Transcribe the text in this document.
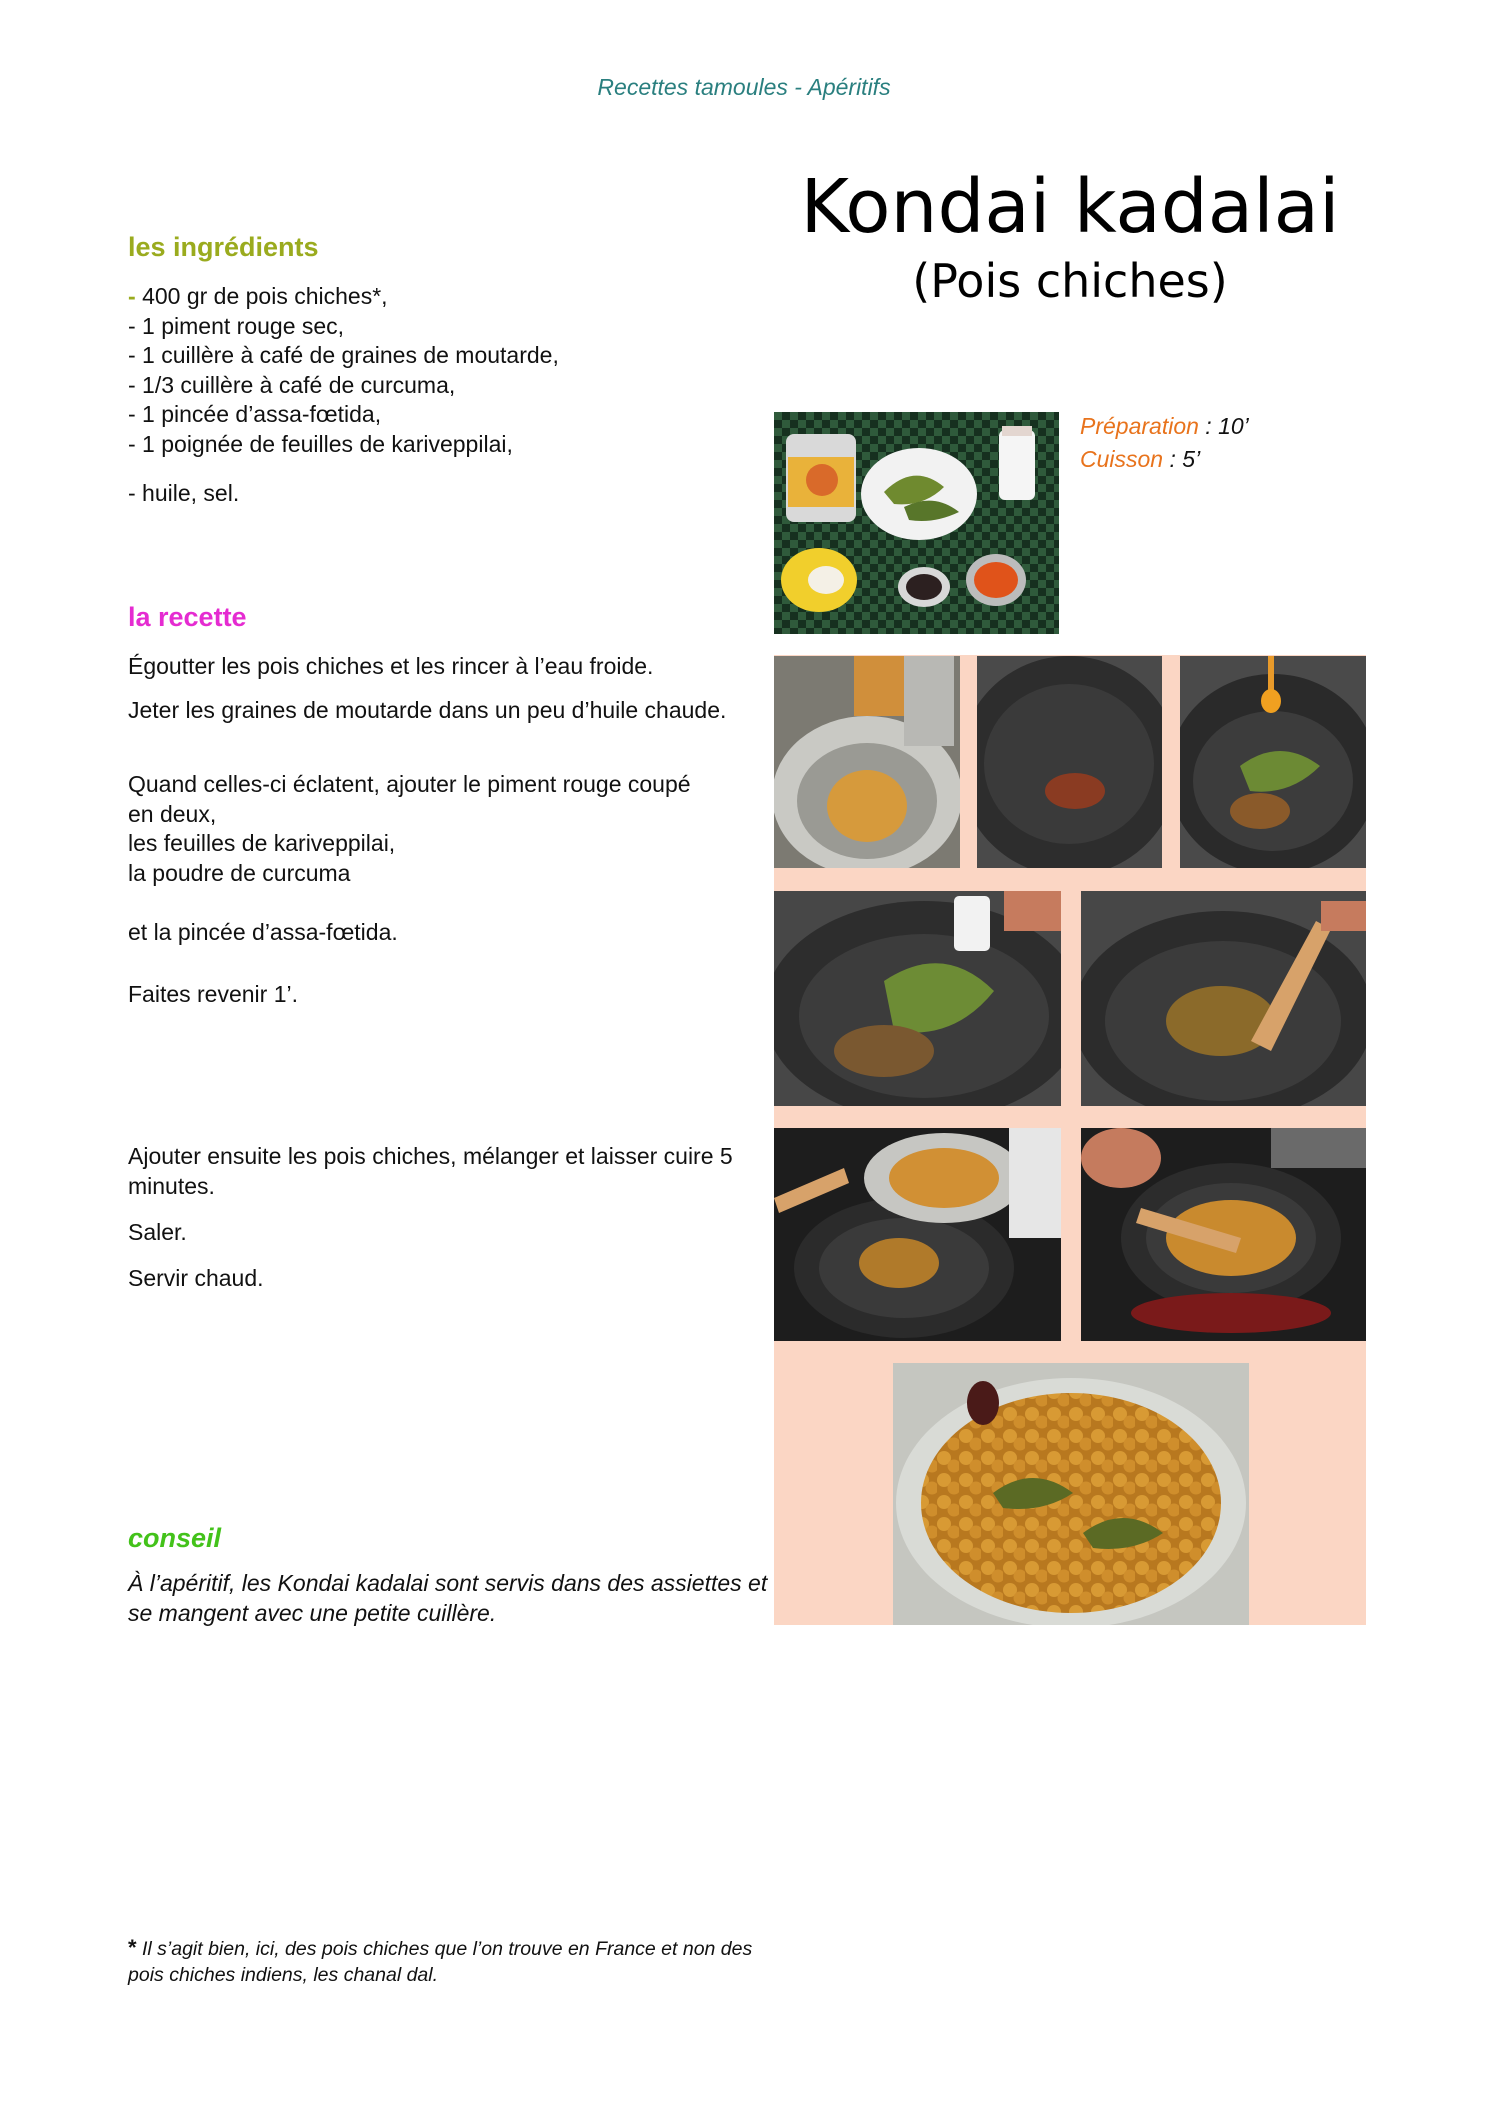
Recettes tamoules - Apéritifs
Kondai kadalai
(Pois chiches)
les ingrédients
- 400 gr de pois chiches*,
- 1 piment rouge sec,
- 1 cuillère à café de graines de moutarde,
- 1/3 cuillère à café de curcuma,
- 1 pincée d’assa-fœtida,
- 1 poignée de feuilles de kariveppilai,
- huile, sel.
la recette
Égoutter les pois chiches et les rincer à l’eau froide.
Jeter les graines de moutarde dans un peu d’huile chaude.
Quand celles-ci éclatent, ajouter le piment rouge coupé en deux,
les feuilles de kariveppilai,
la poudre de curcuma
et la pincée d’assa-fœtida.
Faites revenir 1’.
Ajouter ensuite les pois chiches, mélanger et laisser cuire 5 minutes.
Saler.
Servir chaud.
conseil
À l’apéritif, les Kondai kadalai sont servis dans des assiettes et se mangent avec une petite cuillère.
* Il s’agit bien, ici, des pois chiches que l’on trouve en France et non des pois chiches indiens, les chanal dal.
Préparation : 10’
Cuisson : 5’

▶ _EXERCISE AIM_: Reproduce every line above as written, skipping pictures.

▶ _OUTPUT FOR THIS EXERCISE_:
Transcribe the text in this document.
Recettes tamoules - Apéritifs
Kondai kadalai
(Pois chiches)
les ingrédients
- 400 gr de pois chiches*,
- 1 piment rouge sec,
- 1 cuillère à café de graines de moutarde,
- 1/3 cuillère à café de curcuma,
- 1 pincée d’assa-fœtida,
- 1 poignée de feuilles de kariveppilai,
- huile, sel.
la recette
Égoutter les pois chiches et les rincer à l’eau froide.
Jeter les graines de moutarde dans un peu d’huile chaude.
Quand celles-ci éclatent, ajouter le piment rouge coupé en deux,
les feuilles de kariveppilai,
la poudre de curcuma
et la pincée d’assa-fœtida.
Faites revenir 1’.
Ajouter ensuite les pois chiches, mélanger et laisser cuire 5 minutes.
Saler.
Servir chaud.
conseil
À l’apéritif, les Kondai kadalai sont servis dans des assiettes et se mangent avec une petite cuillère.
* Il s’agit bien, ici, des pois chiches que l’on trouve en France et non des pois chiches indiens, les chanal dal.
Préparation : 10’
Cuisson : 5’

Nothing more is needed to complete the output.